> _DESCRIPTION OF THE TASK_:
Show each line that has the string "ffffff" in it.

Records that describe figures
━━━━━━━━━━━━━━━━━━━━━━━━━━━━━━
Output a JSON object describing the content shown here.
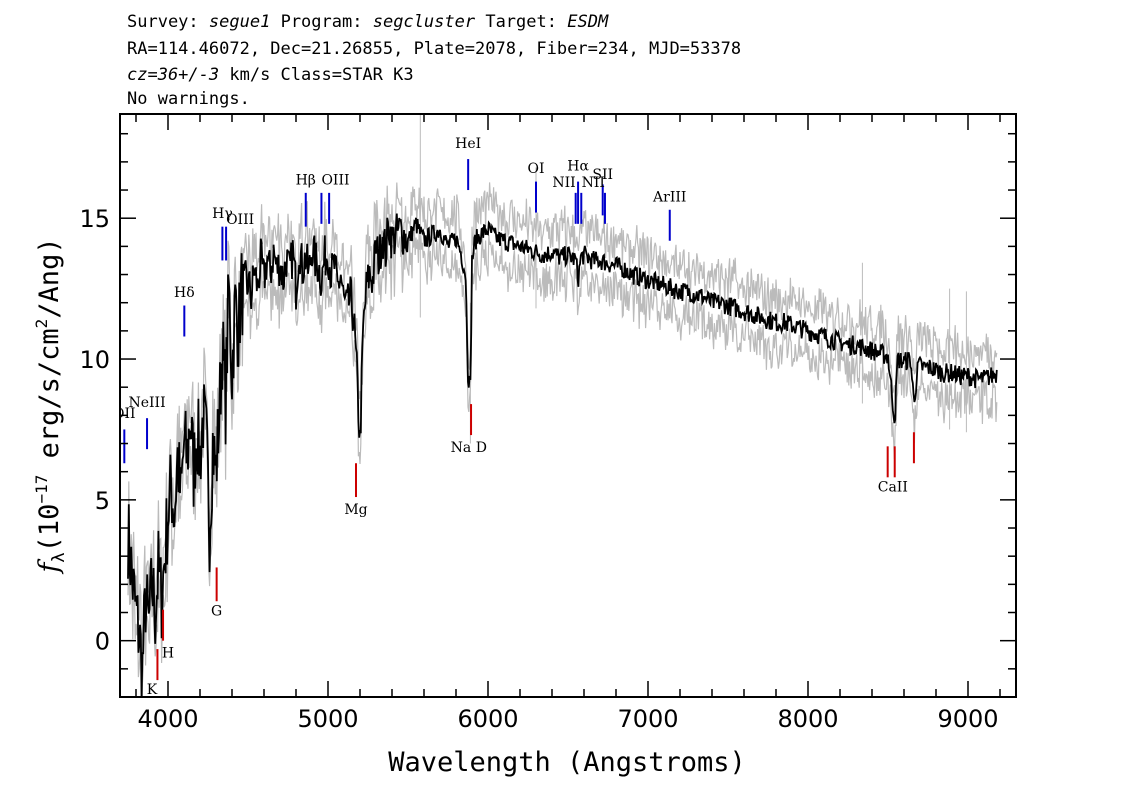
{
  "header": {
    "line1": {
      "survey_key": "Survey:",
      "survey": "segue1",
      "program_key": "Program:",
      "program": "segcluster",
      "target_key": "Target:",
      "target": "ESDM"
    },
    "line2": "RA=114.46072, Dec=21.26855, Plate=2078, Fiber=234, MJD=53378",
    "line3": {
      "cz": "cz=36+/-3",
      "rest": "km/s Class=STAR K3"
    },
    "line4": "No warnings."
  },
  "chart_data": {
    "type": "line",
    "xlabel": "Wavelength (Angstroms)",
    "ylabel": "f_λ (10^-17 erg/s/cm^2/Ang)",
    "ylabel_parts": {
      "f": "f",
      "lambda": "λ",
      "open": "(10",
      "exp": "−17",
      "mid": " erg/s/cm",
      "sq": "2",
      "close": "/Ang)"
    },
    "xlim": [
      3700,
      9300
    ],
    "ylim": [
      -2,
      18.7
    ],
    "xticks": [
      4000,
      5000,
      6000,
      7000,
      8000,
      9000
    ],
    "xtick_labels": [
      "4000",
      "5000",
      "6000",
      "7000",
      "8000",
      "9000"
    ],
    "yticks": [
      0,
      5,
      10,
      15
    ],
    "ytick_labels": [
      "0",
      "5",
      "10",
      "15"
    ],
    "series": [
      {
        "role": "flux",
        "color": "#000000",
        "x": [
          3750,
          3780,
          3800,
          3820,
          3840,
          3860,
          3880,
          3900,
          3920,
          3940,
          3960,
          3980,
          4000,
          4020,
          4040,
          4060,
          4080,
          4100,
          4120,
          4140,
          4160,
          4180,
          4200,
          4220,
          4240,
          4260,
          4280,
          4300,
          4320,
          4340,
          4360,
          4380,
          4400,
          4420,
          4440,
          4460,
          4480,
          4500,
          4520,
          4540,
          4560,
          4580,
          4600,
          4620,
          4640,
          4660,
          4680,
          4700,
          4720,
          4740,
          4760,
          4780,
          4800,
          4820,
          4840,
          4860,
          4880,
          4900,
          4920,
          4940,
          4960,
          4980,
          5000,
          5020,
          5040,
          5060,
          5080,
          5100,
          5120,
          5140,
          5160,
          5180,
          5200,
          5220,
          5240,
          5260,
          5280,
          5300,
          5320,
          5340,
          5360,
          5380,
          5400,
          5450,
          5500,
          5550,
          5600,
          5650,
          5700,
          5750,
          5800,
          5830,
          5860,
          5875,
          5890,
          5900,
          5920,
          5950,
          6000,
          6050,
          6100,
          6150,
          6200,
          6250,
          6300,
          6350,
          6400,
          6450,
          6500,
          6550,
          6563,
          6580,
          6600,
          6650,
          6700,
          6750,
          6800,
          6850,
          6900,
          6950,
          7000,
          7050,
          7100,
          7150,
          7200,
          7250,
          7300,
          7350,
          7400,
          7450,
          7500,
          7550,
          7600,
          7650,
          7700,
          7750,
          7800,
          7850,
          7900,
          7950,
          8000,
          8050,
          8100,
          8150,
          8200,
          8250,
          8300,
          8350,
          8400,
          8450,
          8500,
          8542,
          8560,
          8600,
          8640,
          8662,
          8690,
          8720,
          8760,
          8800,
          8850,
          8900,
          8950,
          9000,
          9050,
          9100,
          9150,
          9180
        ],
        "y": [
          3.8,
          2.0,
          1.0,
          0.2,
          -1.0,
          1.5,
          0.5,
          2.0,
          1.0,
          2.5,
          1.5,
          3.0,
          4.5,
          5.5,
          4.5,
          6.5,
          5.0,
          7.0,
          6.5,
          8.0,
          6.0,
          7.5,
          6.5,
          8.0,
          7.0,
          4.0,
          7.0,
          6.0,
          8.0,
          10.5,
          8.5,
          12.5,
          9.5,
          12.0,
          11.0,
          12.5,
          11.8,
          12.8,
          12.2,
          13.2,
          12.5,
          13.5,
          12.8,
          13.6,
          13.0,
          13.8,
          13.2,
          13.4,
          12.8,
          13.6,
          13.0,
          13.8,
          12.5,
          14.0,
          13.2,
          13.6,
          13.0,
          14.0,
          13.5,
          13.3,
          12.8,
          13.6,
          13.8,
          13.0,
          13.3,
          12.5,
          13.0,
          12.0,
          11.8,
          12.2,
          11.5,
          9.5,
          7.0,
          11.0,
          12.5,
          13.0,
          12.8,
          14.0,
          13.5,
          14.5,
          13.8,
          14.8,
          14.2,
          14.6,
          14.2,
          14.8,
          14.2,
          14.4,
          14.6,
          14.0,
          14.3,
          13.8,
          13.0,
          9.5,
          9.0,
          13.5,
          14.2,
          14.4,
          14.6,
          14.3,
          14.2,
          14.1,
          14.0,
          13.9,
          13.8,
          13.7,
          13.8,
          13.6,
          13.7,
          13.5,
          12.8,
          13.6,
          13.7,
          13.5,
          13.5,
          13.4,
          13.3,
          13.2,
          13.0,
          12.9,
          12.8,
          12.7,
          12.6,
          12.5,
          12.4,
          12.4,
          12.3,
          12.2,
          12.0,
          12.0,
          11.9,
          11.8,
          11.7,
          11.6,
          11.5,
          11.4,
          11.3,
          11.3,
          11.2,
          11.1,
          11.0,
          10.9,
          10.8,
          10.7,
          10.6,
          10.5,
          10.5,
          10.4,
          10.3,
          10.2,
          10.1,
          7.8,
          10.0,
          9.9,
          10.0,
          8.5,
          9.8,
          9.7,
          9.7,
          9.6,
          9.5,
          9.5,
          9.4,
          9.4,
          9.3,
          9.3,
          9.4,
          9.5
        ]
      },
      {
        "role": "error",
        "color": "#bbbbbb",
        "halfwidth": 0.6
      }
    ],
    "emission_lines": [
      {
        "label": "OII",
        "x": 3727,
        "y0": 6.3,
        "y1": 7.5,
        "label_y": 7.9,
        "anchor": "middle"
      },
      {
        "label": "NeIII",
        "x": 3869,
        "y0": 6.8,
        "y1": 7.9,
        "label_y": 8.3,
        "anchor": "middle"
      },
      {
        "label": "Hδ",
        "x": 4102,
        "y0": 10.8,
        "y1": 11.9,
        "label_y": 12.2,
        "anchor": "middle"
      },
      {
        "label": "Hγ",
        "x": 4340,
        "y0": 13.5,
        "y1": 14.7,
        "label_y": 15.0,
        "anchor": "middle"
      },
      {
        "label": "OIII",
        "x": 4363,
        "y0": 13.5,
        "y1": 14.7,
        "label_y": 14.8,
        "anchor": "start"
      },
      {
        "label": "Hβ",
        "x": 4861,
        "y0": 14.7,
        "y1": 15.9,
        "label_y": 16.2,
        "anchor": "middle"
      },
      {
        "label": "OIII",
        "x": 4959,
        "y0": 14.8,
        "y1": 15.9,
        "label_y": 16.2,
        "anchor": "start"
      },
      {
        "label": "",
        "x": 5007,
        "y0": 14.8,
        "y1": 15.9
      },
      {
        "label": "HeI",
        "x": 5876,
        "y0": 16.0,
        "y1": 17.1,
        "label_y": 17.5,
        "anchor": "middle"
      },
      {
        "label": "OI",
        "x": 6300,
        "y0": 15.2,
        "y1": 16.3,
        "label_y": 16.6,
        "anchor": "middle"
      },
      {
        "label": "NII",
        "x": 6548,
        "y0": 14.8,
        "y1": 15.9,
        "label_y": 16.1,
        "anchor": "end"
      },
      {
        "label": "Hα",
        "x": 6563,
        "y0": 14.8,
        "y1": 16.3,
        "label_y": 16.7,
        "anchor": "middle"
      },
      {
        "label": "",
        "x": 6583,
        "y0": 14.8,
        "y1": 15.9
      },
      {
        "label": "SII",
        "x": 6717,
        "y0": 15.1,
        "y1": 16.2,
        "label_y": 16.4,
        "anchor": "middle"
      },
      {
        "label": "NII",
        "x": 6731,
        "y0": 14.8,
        "y1": 15.9,
        "label_y": 16.1,
        "anchor": "end"
      },
      {
        "label": "ArIII",
        "x": 7136,
        "y0": 14.2,
        "y1": 15.3,
        "label_y": 15.6,
        "anchor": "middle"
      }
    ],
    "absorption_lines": [
      {
        "label": "K",
        "x": 3934,
        "y0": -1.4,
        "y1": -0.3,
        "label_y": -1.9,
        "anchor": "middle",
        "label_x": 3900
      },
      {
        "label": "H",
        "x": 3969,
        "y0": 0,
        "y1": 1.1,
        "label_y": -0.6,
        "anchor": "middle",
        "label_x": 4000
      },
      {
        "label": "G",
        "x": 4304,
        "y0": 1.4,
        "y1": 2.6,
        "label_y": 0.9,
        "anchor": "middle"
      },
      {
        "label": "Mg",
        "x": 5175,
        "y0": 5.1,
        "y1": 6.3,
        "label_y": 4.5,
        "anchor": "middle"
      },
      {
        "label": "Na D",
        "x": 5894,
        "y0": 7.3,
        "y1": 8.4,
        "label_y": 6.7,
        "anchor": "middle",
        "label_x": 5880
      },
      {
        "label": "CaII",
        "x": 8498,
        "y0": 5.8,
        "y1": 6.9,
        "label_y": 5.3,
        "anchor": "middle",
        "label_x": 8530
      },
      {
        "label": "",
        "x": 8542,
        "y0": 5.8,
        "y1": 6.9
      },
      {
        "label": "",
        "x": 8662,
        "y0": 6.3,
        "y1": 7.4
      }
    ],
    "colors": {
      "emission": "#0000cc",
      "absorption": "#cc0000",
      "flux": "#000000",
      "error": "#bbbbbb"
    }
  }
}
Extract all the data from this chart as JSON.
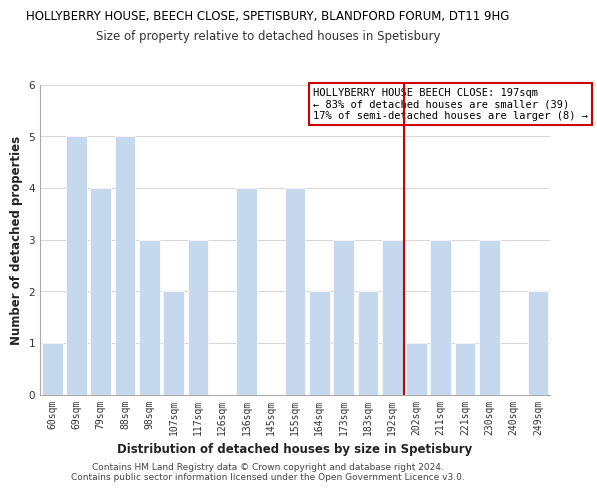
{
  "title_line1": "HOLLYBERRY HOUSE, BEECH CLOSE, SPETISBURY, BLANDFORD FORUM, DT11 9HG",
  "title_line2": "Size of property relative to detached houses in Spetisbury",
  "xlabel": "Distribution of detached houses by size in Spetisbury",
  "ylabel": "Number of detached properties",
  "bin_labels": [
    "60sqm",
    "69sqm",
    "79sqm",
    "88sqm",
    "98sqm",
    "107sqm",
    "117sqm",
    "126sqm",
    "136sqm",
    "145sqm",
    "155sqm",
    "164sqm",
    "173sqm",
    "183sqm",
    "192sqm",
    "202sqm",
    "211sqm",
    "221sqm",
    "230sqm",
    "240sqm",
    "249sqm"
  ],
  "bar_values": [
    1,
    5,
    4,
    5,
    3,
    2,
    3,
    0,
    4,
    0,
    4,
    2,
    3,
    2,
    3,
    1,
    3,
    1,
    3,
    0,
    2
  ],
  "bar_color": "#c5d8ed",
  "bar_edge_color": "#ffffff",
  "grid_color": "#d0d0d0",
  "reference_line_x": 14.5,
  "reference_line_color": "#cc0000",
  "ylim": [
    0,
    6
  ],
  "yticks": [
    0,
    1,
    2,
    3,
    4,
    5,
    6
  ],
  "annotation_title": "HOLLYBERRY HOUSE BEECH CLOSE: 197sqm",
  "annotation_line1": "← 83% of detached houses are smaller (39)",
  "annotation_line2": "17% of semi-detached houses are larger (8) →",
  "annotation_box_edge": "#cc0000",
  "footer_line1": "Contains HM Land Registry data © Crown copyright and database right 2024.",
  "footer_line2": "Contains public sector information licensed under the Open Government Licence v3.0.",
  "bg_color": "#ffffff",
  "title_fontsize": 8.5,
  "subtitle_fontsize": 8.5,
  "axis_label_fontsize": 8.5,
  "tick_fontsize": 7.0,
  "footer_fontsize": 6.5,
  "annotation_fontsize": 7.5
}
━━━━━━━━━━━━━━━━━━━━━━━━━━━━━━
> _RESPONSE TO THIS TASK_:
  "bar_edge_color": "#ffffff",
  "bg_color": "#ffffff",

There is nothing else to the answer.